• Written request:
Reproduce the listing below verbatim.

• Input rows:
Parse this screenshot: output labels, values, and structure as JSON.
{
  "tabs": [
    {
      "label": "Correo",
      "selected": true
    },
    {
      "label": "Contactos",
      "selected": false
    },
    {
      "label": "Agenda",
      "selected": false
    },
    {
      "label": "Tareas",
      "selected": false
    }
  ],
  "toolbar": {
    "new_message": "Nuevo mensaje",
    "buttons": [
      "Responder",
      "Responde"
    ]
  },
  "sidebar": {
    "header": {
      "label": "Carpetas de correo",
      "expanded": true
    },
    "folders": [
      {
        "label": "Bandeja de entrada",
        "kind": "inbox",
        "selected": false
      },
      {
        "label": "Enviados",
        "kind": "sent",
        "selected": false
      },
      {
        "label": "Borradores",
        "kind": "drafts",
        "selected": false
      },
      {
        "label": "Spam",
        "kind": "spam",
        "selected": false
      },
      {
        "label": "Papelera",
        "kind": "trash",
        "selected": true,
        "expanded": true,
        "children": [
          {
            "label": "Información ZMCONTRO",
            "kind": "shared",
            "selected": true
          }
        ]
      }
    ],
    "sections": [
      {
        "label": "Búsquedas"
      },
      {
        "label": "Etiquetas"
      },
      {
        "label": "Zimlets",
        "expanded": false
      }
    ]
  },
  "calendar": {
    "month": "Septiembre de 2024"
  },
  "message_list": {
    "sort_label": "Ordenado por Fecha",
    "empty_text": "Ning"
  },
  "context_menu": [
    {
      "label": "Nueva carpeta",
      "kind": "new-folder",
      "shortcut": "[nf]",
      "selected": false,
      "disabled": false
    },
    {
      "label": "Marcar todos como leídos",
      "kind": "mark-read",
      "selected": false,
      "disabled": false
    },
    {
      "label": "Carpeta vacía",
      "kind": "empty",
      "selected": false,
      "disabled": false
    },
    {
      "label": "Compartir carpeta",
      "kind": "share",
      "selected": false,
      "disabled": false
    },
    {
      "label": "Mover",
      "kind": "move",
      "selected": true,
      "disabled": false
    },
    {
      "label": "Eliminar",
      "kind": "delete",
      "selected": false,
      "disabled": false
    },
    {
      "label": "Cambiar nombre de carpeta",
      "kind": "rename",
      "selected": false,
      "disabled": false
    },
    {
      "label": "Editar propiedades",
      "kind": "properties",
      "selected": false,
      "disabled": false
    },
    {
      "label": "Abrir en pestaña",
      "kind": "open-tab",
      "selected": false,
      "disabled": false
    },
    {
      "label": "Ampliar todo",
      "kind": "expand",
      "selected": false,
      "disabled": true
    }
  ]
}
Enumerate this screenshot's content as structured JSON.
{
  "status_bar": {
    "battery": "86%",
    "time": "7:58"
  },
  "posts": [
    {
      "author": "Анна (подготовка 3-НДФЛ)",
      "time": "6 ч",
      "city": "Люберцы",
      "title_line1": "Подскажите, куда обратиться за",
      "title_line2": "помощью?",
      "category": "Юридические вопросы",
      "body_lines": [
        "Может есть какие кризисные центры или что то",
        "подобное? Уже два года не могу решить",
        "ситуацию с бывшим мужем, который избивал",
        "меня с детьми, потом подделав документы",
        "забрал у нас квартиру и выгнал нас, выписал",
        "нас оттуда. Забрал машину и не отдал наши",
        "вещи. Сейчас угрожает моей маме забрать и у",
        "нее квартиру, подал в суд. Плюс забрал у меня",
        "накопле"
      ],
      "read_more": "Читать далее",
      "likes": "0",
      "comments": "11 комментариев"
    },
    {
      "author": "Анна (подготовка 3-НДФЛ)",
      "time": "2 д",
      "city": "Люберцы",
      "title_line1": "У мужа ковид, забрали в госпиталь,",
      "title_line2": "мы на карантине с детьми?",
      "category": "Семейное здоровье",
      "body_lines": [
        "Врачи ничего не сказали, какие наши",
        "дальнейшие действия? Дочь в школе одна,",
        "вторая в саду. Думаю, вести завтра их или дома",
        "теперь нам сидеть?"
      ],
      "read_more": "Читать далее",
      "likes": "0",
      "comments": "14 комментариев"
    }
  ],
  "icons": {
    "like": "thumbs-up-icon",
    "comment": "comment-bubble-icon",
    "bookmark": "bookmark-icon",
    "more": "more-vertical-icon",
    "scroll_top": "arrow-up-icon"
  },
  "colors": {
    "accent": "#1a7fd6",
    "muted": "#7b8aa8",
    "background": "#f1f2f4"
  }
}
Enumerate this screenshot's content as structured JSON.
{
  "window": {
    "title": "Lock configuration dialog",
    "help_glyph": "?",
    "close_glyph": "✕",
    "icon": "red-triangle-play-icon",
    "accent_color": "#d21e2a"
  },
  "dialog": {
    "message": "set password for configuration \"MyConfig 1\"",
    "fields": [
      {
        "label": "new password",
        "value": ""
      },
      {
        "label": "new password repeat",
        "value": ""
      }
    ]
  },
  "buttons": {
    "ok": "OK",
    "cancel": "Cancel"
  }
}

• Answer:
Parse this screenshot: output labels, values, and structure as JSON.
{
  "tabs": [
    {
      "label": "Correo",
      "selected": true
    },
    {
      "label": "Contactos",
      "selected": false
    },
    {
      "label": "Agenda",
      "selected": false
    },
    {
      "label": "Tareas",
      "selected": false
    }
  ],
  "toolbar": {
    "new_message": "Nuevo mensaje",
    "buttons": [
      "Responder",
      "Responde"
    ]
  },
  "sidebar": {
    "header": {
      "label": "Carpetas de correo",
      "expanded": true
    },
    "folders": [
      {
        "label": "Bandeja de entrada",
        "kind": "inbox",
        "selected": false
      },
      {
        "label": "Enviados",
        "kind": "sent",
        "selected": false
      },
      {
        "label": "Borradores",
        "kind": "drafts",
        "selected": false
      },
      {
        "label": "Spam",
        "kind": "spam",
        "selected": false
      },
      {
        "label": "Papelera",
        "kind": "trash",
        "selected": true,
        "expanded": true,
        "children": [
          {
            "label": "Información ZMCONTRO",
            "kind": "shared",
            "selected": true
          }
        ]
      }
    ],
    "sections": [
      {
        "label": "Búsquedas"
      },
      {
        "label": "Etiquetas"
      },
      {
        "label": "Zimlets",
        "expanded": false
      }
    ]
  },
  "calendar": {
    "month": "Septiembre de 2024"
  },
  "message_list": {
    "sort_label": "Ordenado por Fecha",
    "empty_text": "Ning"
  },
  "context_menu": [
    {
      "label": "Nueva carpeta",
      "kind": "new-folder",
      "shortcut": "[nf]",
      "selected": false,
      "disabled": false
    },
    {
      "label": "Marcar todos como leídos",
      "kind": "mark-read",
      "selected": false,
      "disabled": false
    },
    {
      "label": "Carpeta vacía",
      "kind": "empty",
      "selected": false,
      "disabled": false
    },
    {
      "label": "Compartir carpeta",
      "kind": "share",
      "selected": false,
      "disabled": false
    },
    {
      "label": "Mover",
      "kind": "move",
      "selected": true,
      "disabled": false
    },
    {
      "label": "Eliminar",
      "kind": "delete",
      "selected": false,
      "disabled": false
    },
    {
      "label": "Cambiar nombre de carpeta",
      "kind": "rename",
      "selected": false,
      "disabled": false
    },
    {
      "label": "Editar propiedades",
      "kind": "properties",
      "selected": false,
      "disabled": false
    },
    {
      "label": "Abrir en pestaña",
      "kind": "open-tab",
      "selected": false,
      "disabled": false
    },
    {
      "label": "Ampliar todo",
      "kind": "expand",
      "selected": false,
      "disabled": true
    }
  ]
}
Enumerate this screenshot's content as structured JSON.
{
  "status_bar": {
    "battery": "86%",
    "time": "7:58"
  },
  "posts": [
    {
      "author": "Анна (подготовка 3-НДФЛ)",
      "time": "6 ч",
      "city": "Люберцы",
      "title_line1": "Подскажите, куда обратиться за",
      "title_line2": "помощью?",
      "category": "Юридические вопросы",
      "body_lines": [
        "Может есть какие кризисные центры или что то",
        "подобное? Уже два года не могу решить",
        "ситуацию с бывшим мужем, который избивал",
        "меня с детьми, потом подделав документы",
        "забрал у нас квартиру и выгнал нас, выписал",
        "нас оттуда. Забрал машину и не отдал наши",
        "вещи. Сейчас угрожает моей маме забрать и у",
        "нее квартиру, подал в суд. Плюс забрал у меня",
        "накопле"
      ],
      "read_more": "Читать далее",
      "likes": "0",
      "comments": "11 комментариев"
    },
    {
      "author": "Анна (подготовка 3-НДФЛ)",
      "time": "2 д",
      "city": "Люберцы",
      "title_line1": "У мужа ковид, забрали в госпиталь,",
      "title_line2": "мы на карантине с детьми?",
      "category": "Семейное здоровье",
      "body_lines": [
        "Врачи ничего не сказали, какие наши",
        "дальнейшие действия? Дочь в школе одна,",
        "вторая в саду. Думаю, вести завтра их или дома",
        "теперь нам сидеть?"
      ],
      "read_more": "Читать далее",
      "likes": "0",
      "comments": "14 комментариев"
    }
  ],
  "icons": {
    "like": "thumbs-up-icon",
    "comment": "comment-bubble-icon",
    "bookmark": "bookmark-icon",
    "more": "more-vertical-icon",
    "scroll_top": "arrow-up-icon"
  },
  "colors": {
    "accent": "#1a7fd6",
    "muted": "#7b8aa8",
    "background": "#f1f2f4"
  }
}
Enumerate this screenshot's content as structured JSON.
{
  "window": {
    "title": "Lock configuration dialog",
    "help_glyph": "?",
    "close_glyph": "✕",
    "icon": "red-triangle-play-icon",
    "accent_color": "#d21e2a"
  },
  "dialog": {
    "message": "set password for configuration \"MyConfig 1\"",
    "fields": [
      {
        "label": "new password",
        "value": ""
      },
      {
        "label": "new password repeat",
        "value": ""
      }
    ]
  },
  "buttons": {
    "ok": "OK",
    "cancel": "Cancel"
  }
}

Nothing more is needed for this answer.